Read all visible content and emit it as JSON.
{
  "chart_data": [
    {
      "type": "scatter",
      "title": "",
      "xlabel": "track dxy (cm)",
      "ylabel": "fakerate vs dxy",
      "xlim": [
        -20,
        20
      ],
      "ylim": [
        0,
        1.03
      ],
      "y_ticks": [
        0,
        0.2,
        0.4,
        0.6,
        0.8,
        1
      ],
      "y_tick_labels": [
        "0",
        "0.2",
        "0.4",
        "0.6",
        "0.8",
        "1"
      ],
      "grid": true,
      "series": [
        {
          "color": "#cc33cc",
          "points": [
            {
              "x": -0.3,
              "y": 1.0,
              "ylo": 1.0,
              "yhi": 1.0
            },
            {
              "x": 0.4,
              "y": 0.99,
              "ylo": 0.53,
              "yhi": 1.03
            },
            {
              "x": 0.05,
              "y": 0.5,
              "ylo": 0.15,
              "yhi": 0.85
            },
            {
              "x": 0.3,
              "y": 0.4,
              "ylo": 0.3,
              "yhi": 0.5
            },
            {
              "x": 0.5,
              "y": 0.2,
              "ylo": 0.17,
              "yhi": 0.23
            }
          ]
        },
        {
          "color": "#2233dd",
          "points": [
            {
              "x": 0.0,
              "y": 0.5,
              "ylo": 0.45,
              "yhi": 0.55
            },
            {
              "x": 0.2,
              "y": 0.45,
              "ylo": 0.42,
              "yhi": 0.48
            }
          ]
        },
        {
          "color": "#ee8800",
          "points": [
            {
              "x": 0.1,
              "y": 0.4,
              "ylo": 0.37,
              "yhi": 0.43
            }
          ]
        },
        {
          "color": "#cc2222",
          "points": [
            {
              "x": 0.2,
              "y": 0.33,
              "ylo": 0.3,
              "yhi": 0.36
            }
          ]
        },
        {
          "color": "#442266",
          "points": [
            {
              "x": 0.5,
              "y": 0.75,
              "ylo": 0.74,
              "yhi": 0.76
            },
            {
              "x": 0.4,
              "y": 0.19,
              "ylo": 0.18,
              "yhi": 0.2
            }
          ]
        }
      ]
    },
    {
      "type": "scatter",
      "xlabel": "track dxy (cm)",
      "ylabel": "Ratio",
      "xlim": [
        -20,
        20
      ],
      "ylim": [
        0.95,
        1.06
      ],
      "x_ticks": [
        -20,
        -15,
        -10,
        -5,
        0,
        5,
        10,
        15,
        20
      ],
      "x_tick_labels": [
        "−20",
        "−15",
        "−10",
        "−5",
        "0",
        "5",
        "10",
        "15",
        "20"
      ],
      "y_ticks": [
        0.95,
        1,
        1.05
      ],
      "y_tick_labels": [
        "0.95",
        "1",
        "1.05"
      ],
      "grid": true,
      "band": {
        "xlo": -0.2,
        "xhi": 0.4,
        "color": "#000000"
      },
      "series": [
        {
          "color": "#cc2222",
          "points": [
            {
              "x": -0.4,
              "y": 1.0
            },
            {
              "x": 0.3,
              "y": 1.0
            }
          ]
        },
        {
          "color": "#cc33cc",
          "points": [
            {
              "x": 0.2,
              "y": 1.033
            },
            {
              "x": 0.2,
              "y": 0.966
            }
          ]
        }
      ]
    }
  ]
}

################

▶ **Task instructions**:
Give an exact repetition of all the material.

▶ **Answer to the task**:
Read all visible content and emit it as JSON.
{
  "chart_data": [
    {
      "type": "scatter",
      "title": "",
      "xlabel": "track dxy (cm)",
      "ylabel": "fakerate vs dxy",
      "xlim": [
        -20,
        20
      ],
      "ylim": [
        0,
        1.03
      ],
      "y_ticks": [
        0,
        0.2,
        0.4,
        0.6,
        0.8,
        1
      ],
      "y_tick_labels": [
        "0",
        "0.2",
        "0.4",
        "0.6",
        "0.8",
        "1"
      ],
      "grid": true,
      "series": [
        {
          "color": "#cc33cc",
          "points": [
            {
              "x": -0.3,
              "y": 1.0,
              "ylo": 1.0,
              "yhi": 1.0
            },
            {
              "x": 0.4,
              "y": 0.99,
              "ylo": 0.53,
              "yhi": 1.03
            },
            {
              "x": 0.05,
              "y": 0.5,
              "ylo": 0.15,
              "yhi": 0.85
            },
            {
              "x": 0.3,
              "y": 0.4,
              "ylo": 0.3,
              "yhi": 0.5
            },
            {
              "x": 0.5,
              "y": 0.2,
              "ylo": 0.17,
              "yhi": 0.23
            }
          ]
        },
        {
          "color": "#2233dd",
          "points": [
            {
              "x": 0.0,
              "y": 0.5,
              "ylo": 0.45,
              "yhi": 0.55
            },
            {
              "x": 0.2,
              "y": 0.45,
              "ylo": 0.42,
              "yhi": 0.48
            }
          ]
        },
        {
          "color": "#ee8800",
          "points": [
            {
              "x": 0.1,
              "y": 0.4,
              "ylo": 0.37,
              "yhi": 0.43
            }
          ]
        },
        {
          "color": "#cc2222",
          "points": [
            {
              "x": 0.2,
              "y": 0.33,
              "ylo": 0.3,
              "yhi": 0.36
            }
          ]
        },
        {
          "color": "#442266",
          "points": [
            {
              "x": 0.5,
              "y": 0.75,
              "ylo": 0.74,
              "yhi": 0.76
            },
            {
              "x": 0.4,
              "y": 0.19,
              "ylo": 0.18,
              "yhi": 0.2
            }
          ]
        }
      ]
    },
    {
      "type": "scatter",
      "xlabel": "track dxy (cm)",
      "ylabel": "Ratio",
      "xlim": [
        -20,
        20
      ],
      "ylim": [
        0.95,
        1.06
      ],
      "x_ticks": [
        -20,
        -15,
        -10,
        -5,
        0,
        5,
        10,
        15,
        20
      ],
      "x_tick_labels": [
        "−20",
        "−15",
        "−10",
        "−5",
        "0",
        "5",
        "10",
        "15",
        "20"
      ],
      "y_ticks": [
        0.95,
        1,
        1.05
      ],
      "y_tick_labels": [
        "0.95",
        "1",
        "1.05"
      ],
      "grid": true,
      "band": {
        "xlo": -0.2,
        "xhi": 0.4,
        "color": "#000000"
      },
      "series": [
        {
          "color": "#cc2222",
          "points": [
            {
              "x": -0.4,
              "y": 1.0
            },
            {
              "x": 0.3,
              "y": 1.0
            }
          ]
        },
        {
          "color": "#cc33cc",
          "points": [
            {
              "x": 0.2,
              "y": 1.033
            },
            {
              "x": 0.2,
              "y": 0.966
            }
          ]
        }
      ]
    }
  ]
}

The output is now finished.